▶ [Short problem] Pick out every line with the word "Valcum" and copy it.
## BEGIN Given data
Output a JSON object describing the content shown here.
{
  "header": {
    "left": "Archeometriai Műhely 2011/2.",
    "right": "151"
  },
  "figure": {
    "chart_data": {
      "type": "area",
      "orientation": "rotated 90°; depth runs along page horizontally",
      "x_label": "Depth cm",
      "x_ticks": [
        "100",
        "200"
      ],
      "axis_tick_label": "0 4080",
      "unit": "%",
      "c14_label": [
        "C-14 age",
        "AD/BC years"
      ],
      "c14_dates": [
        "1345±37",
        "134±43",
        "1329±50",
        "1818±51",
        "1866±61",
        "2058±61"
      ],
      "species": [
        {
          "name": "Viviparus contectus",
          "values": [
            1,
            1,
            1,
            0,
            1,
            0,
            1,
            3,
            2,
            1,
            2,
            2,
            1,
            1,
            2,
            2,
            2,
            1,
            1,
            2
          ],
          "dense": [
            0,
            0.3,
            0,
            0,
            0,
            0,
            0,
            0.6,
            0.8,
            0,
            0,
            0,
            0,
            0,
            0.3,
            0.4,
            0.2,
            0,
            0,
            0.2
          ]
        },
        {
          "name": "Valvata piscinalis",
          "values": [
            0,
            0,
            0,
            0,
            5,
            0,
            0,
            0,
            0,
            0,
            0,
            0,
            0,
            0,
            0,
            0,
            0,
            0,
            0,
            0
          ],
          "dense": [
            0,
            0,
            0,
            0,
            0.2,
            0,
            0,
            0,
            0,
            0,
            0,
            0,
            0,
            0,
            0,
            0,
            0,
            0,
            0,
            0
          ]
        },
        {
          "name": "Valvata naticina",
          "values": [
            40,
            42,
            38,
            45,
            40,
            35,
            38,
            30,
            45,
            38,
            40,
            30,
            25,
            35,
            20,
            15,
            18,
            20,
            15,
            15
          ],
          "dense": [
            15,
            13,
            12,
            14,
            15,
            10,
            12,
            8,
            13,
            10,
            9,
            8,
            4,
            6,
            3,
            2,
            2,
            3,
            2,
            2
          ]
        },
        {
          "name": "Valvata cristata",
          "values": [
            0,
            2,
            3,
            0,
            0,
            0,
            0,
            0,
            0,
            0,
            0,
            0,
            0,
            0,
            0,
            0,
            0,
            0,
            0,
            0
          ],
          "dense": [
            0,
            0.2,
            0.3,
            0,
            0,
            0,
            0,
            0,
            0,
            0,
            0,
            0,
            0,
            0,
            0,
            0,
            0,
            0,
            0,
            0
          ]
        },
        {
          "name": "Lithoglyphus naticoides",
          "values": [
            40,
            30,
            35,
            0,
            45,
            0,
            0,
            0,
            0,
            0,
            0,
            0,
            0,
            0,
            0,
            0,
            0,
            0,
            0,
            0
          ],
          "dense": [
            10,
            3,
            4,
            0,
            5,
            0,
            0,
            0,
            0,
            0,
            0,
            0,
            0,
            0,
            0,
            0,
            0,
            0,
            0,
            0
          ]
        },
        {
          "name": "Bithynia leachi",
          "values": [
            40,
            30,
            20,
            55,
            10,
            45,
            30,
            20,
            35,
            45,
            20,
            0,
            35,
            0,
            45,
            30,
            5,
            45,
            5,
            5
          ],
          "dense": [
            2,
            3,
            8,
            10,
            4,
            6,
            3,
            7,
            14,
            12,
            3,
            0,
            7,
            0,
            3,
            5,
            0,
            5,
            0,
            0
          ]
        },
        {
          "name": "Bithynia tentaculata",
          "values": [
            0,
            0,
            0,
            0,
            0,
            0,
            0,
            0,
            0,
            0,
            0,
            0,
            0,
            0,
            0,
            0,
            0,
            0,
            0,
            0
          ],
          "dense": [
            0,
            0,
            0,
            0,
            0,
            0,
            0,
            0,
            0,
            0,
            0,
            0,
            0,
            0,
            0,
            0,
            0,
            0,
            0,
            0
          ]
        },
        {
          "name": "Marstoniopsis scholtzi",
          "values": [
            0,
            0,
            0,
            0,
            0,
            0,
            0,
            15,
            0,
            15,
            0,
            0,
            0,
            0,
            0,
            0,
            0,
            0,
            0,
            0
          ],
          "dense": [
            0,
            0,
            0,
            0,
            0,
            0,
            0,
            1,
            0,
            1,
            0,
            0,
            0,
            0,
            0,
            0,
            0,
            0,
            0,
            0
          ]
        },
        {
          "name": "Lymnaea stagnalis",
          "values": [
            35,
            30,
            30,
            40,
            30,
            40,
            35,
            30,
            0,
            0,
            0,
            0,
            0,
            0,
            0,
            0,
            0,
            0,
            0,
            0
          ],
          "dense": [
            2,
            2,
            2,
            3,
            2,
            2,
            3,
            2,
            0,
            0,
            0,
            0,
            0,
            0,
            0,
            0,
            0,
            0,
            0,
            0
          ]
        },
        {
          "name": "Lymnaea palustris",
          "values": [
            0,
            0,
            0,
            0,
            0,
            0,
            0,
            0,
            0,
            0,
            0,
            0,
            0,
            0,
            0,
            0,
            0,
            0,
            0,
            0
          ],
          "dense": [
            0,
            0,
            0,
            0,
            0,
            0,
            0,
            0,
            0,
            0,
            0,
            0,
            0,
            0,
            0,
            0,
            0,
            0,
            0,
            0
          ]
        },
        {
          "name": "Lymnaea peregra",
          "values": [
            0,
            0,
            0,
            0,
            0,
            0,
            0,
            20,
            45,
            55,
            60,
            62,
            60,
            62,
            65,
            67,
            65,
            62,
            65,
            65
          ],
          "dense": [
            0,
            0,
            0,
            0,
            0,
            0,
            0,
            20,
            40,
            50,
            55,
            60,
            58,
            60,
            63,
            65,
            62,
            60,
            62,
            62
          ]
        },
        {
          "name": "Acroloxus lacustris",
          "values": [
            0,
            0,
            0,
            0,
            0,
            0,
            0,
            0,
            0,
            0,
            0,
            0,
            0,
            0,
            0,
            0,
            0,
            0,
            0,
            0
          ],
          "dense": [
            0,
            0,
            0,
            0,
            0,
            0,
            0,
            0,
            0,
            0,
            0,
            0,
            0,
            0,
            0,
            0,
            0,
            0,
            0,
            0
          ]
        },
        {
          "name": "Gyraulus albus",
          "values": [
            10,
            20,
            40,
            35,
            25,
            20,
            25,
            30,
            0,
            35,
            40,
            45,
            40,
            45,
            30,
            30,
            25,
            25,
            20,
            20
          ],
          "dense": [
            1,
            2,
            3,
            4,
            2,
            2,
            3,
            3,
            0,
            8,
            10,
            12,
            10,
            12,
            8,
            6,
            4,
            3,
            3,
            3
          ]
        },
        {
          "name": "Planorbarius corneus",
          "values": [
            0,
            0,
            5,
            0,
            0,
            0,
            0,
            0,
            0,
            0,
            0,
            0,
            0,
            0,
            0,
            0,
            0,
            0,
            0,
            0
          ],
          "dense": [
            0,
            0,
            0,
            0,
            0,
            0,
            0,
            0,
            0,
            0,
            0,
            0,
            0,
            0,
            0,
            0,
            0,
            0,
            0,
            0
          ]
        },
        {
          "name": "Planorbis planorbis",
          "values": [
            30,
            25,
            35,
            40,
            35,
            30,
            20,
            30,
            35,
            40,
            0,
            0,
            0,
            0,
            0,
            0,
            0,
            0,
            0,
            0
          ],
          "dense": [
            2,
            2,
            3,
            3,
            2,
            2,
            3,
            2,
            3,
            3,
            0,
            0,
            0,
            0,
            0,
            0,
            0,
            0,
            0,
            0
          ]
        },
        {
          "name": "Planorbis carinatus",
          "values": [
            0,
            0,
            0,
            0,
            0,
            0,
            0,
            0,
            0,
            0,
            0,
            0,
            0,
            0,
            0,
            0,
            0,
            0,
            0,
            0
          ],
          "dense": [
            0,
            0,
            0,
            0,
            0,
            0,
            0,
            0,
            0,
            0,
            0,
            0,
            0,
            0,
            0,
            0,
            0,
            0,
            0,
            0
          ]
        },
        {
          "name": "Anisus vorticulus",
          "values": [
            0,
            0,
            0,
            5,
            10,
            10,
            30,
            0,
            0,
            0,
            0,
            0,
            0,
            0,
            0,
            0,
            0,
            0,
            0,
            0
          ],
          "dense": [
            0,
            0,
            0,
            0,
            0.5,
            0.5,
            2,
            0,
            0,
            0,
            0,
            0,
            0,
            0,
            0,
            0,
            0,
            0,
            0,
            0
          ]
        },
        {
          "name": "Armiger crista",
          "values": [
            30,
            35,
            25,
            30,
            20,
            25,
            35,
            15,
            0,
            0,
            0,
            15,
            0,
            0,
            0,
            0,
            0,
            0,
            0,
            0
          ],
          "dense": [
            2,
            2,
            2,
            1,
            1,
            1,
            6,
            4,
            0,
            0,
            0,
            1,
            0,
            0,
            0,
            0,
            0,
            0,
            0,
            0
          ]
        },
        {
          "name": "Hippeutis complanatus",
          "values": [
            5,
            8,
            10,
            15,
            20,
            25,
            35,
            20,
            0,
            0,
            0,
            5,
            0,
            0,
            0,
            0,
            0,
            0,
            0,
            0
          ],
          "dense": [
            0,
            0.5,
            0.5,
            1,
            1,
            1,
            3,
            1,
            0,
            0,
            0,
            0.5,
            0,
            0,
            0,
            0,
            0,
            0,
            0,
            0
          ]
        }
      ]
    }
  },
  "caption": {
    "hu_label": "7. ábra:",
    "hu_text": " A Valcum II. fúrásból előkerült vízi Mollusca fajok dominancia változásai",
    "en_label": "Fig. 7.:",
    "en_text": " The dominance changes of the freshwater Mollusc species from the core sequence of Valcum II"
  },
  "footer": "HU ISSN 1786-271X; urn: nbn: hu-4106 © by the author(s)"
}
## END Given data
▶ [Output of the exercise]
    "hu_text": " A Valcum II. fúrásból előkerült vízi Mollusca fajok dominancia változásai",
    "en_text": " The dominance changes of the freshwater Mollusc species from the core sequence of Valcum II"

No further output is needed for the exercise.